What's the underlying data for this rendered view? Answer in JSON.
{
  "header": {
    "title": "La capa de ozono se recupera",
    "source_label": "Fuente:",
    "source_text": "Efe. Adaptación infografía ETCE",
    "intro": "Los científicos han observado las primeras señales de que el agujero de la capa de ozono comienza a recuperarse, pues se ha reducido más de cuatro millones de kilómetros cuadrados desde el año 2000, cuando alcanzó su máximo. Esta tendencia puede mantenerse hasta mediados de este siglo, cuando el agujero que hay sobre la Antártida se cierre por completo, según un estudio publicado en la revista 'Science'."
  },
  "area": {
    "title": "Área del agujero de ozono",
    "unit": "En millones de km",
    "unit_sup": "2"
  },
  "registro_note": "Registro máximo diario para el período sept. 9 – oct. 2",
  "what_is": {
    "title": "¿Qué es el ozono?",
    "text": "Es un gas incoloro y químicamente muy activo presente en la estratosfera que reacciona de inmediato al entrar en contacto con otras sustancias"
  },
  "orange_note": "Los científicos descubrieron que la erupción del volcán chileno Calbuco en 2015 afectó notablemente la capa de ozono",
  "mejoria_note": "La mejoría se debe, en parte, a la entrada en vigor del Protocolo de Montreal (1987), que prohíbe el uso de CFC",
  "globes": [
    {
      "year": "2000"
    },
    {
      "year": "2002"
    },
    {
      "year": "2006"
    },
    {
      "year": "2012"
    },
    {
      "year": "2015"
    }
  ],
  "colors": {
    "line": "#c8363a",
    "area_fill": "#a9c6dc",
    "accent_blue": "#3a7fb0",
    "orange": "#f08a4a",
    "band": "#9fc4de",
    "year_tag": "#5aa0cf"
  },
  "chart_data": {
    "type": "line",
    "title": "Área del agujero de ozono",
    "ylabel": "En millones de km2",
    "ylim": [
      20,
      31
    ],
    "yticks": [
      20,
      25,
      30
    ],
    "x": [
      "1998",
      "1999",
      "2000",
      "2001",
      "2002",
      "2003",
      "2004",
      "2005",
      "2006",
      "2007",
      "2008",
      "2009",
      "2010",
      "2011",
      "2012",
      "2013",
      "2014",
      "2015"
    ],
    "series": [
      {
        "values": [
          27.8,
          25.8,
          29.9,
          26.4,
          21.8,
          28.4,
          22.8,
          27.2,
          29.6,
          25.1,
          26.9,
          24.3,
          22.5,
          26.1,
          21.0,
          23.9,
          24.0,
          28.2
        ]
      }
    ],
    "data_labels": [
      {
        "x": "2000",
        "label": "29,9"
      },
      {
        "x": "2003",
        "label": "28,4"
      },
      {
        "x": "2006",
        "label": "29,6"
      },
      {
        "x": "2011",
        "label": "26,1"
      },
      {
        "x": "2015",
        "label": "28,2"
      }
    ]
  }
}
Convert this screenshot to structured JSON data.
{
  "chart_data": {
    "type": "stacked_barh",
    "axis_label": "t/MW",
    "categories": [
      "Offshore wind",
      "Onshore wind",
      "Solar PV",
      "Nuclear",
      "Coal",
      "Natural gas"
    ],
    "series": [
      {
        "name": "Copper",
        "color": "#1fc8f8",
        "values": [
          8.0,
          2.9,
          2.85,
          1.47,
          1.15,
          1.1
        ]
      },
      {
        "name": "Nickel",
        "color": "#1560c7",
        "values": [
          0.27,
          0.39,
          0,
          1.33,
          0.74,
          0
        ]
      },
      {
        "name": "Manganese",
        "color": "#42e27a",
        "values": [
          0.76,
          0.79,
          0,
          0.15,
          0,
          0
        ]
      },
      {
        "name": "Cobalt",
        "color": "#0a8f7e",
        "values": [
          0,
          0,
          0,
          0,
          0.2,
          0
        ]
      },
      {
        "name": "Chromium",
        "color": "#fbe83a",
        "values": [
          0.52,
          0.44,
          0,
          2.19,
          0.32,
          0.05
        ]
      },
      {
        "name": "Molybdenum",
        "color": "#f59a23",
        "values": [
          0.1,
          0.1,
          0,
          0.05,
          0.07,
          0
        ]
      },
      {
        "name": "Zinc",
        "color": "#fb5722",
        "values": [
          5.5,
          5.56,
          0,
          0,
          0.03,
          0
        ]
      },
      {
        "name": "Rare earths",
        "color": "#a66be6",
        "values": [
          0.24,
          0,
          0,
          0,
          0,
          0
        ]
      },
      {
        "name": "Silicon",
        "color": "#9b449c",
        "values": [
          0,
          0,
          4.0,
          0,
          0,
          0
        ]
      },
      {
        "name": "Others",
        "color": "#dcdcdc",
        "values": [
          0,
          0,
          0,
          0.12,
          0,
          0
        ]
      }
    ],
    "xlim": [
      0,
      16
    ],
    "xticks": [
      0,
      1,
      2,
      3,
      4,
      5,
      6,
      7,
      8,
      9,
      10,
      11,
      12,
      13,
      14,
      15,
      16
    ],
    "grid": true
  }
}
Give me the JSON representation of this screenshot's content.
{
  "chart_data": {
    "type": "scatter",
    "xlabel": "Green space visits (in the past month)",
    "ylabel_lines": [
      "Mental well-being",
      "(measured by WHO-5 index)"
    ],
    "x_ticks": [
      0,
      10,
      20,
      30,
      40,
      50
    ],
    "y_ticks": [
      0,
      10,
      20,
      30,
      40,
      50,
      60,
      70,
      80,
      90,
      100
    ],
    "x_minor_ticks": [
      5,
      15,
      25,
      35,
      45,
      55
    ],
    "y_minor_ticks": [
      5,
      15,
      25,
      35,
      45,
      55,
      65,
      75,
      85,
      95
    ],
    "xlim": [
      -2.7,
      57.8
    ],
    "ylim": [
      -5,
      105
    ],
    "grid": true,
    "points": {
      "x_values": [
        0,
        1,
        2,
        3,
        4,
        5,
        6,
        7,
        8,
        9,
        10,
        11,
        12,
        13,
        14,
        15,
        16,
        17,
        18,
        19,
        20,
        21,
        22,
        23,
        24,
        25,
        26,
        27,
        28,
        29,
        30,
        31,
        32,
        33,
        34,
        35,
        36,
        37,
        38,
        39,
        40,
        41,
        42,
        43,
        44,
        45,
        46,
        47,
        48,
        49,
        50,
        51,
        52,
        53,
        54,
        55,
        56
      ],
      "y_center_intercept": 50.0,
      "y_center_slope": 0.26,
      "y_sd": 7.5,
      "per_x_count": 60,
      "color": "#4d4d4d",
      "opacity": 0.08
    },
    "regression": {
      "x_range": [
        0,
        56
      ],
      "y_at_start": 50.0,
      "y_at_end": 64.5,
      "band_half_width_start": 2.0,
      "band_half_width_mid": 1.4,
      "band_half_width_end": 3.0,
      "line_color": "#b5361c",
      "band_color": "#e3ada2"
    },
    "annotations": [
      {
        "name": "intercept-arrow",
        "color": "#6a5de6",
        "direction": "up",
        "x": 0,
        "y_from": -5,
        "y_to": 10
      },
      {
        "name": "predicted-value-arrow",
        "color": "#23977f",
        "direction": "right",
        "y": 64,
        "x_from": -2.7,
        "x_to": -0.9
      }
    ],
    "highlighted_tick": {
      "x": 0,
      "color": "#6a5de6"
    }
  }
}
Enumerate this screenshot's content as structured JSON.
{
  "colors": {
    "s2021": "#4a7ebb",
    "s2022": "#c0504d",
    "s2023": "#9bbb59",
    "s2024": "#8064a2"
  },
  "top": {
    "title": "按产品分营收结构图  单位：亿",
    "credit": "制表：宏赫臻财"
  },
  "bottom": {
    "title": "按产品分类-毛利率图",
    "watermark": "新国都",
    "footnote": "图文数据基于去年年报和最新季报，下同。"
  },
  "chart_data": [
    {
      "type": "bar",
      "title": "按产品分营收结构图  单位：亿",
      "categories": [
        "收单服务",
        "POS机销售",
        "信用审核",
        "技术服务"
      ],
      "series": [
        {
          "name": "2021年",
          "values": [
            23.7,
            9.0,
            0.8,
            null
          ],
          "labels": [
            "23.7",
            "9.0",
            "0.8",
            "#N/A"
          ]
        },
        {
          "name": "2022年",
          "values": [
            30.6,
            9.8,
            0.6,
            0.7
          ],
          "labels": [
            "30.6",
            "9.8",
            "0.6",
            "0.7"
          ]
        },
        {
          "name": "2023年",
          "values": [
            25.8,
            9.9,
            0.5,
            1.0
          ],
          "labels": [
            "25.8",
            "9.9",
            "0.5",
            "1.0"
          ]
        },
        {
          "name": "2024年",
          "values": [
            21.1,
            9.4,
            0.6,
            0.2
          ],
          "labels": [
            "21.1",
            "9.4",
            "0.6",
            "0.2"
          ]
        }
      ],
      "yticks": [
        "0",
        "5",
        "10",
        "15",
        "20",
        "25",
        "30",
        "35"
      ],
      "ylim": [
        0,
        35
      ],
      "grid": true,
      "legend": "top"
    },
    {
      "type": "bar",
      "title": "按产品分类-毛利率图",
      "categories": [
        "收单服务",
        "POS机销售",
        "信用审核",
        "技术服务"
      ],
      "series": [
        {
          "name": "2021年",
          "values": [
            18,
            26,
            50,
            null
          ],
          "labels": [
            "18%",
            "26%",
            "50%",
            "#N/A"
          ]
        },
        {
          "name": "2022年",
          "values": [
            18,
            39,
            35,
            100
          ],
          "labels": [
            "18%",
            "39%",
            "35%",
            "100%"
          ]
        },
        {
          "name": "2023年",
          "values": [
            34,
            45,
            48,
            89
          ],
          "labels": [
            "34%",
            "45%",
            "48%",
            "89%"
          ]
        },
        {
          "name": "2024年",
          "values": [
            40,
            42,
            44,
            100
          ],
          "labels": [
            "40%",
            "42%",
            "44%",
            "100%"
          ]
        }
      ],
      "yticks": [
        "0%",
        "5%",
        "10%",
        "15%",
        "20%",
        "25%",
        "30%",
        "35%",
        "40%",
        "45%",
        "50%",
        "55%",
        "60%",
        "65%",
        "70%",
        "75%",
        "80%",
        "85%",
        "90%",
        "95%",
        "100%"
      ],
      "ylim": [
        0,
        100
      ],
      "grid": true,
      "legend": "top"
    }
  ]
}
☆ ☆ ☆ ☆
Short problem: Search the entries for the word "type" and pick out every line that holds it.

Solution to this problem:
    "type": "line",
    "type": "stacked_barh",
    "type": "scatter",
      "type": "bar",
      "type": "bar",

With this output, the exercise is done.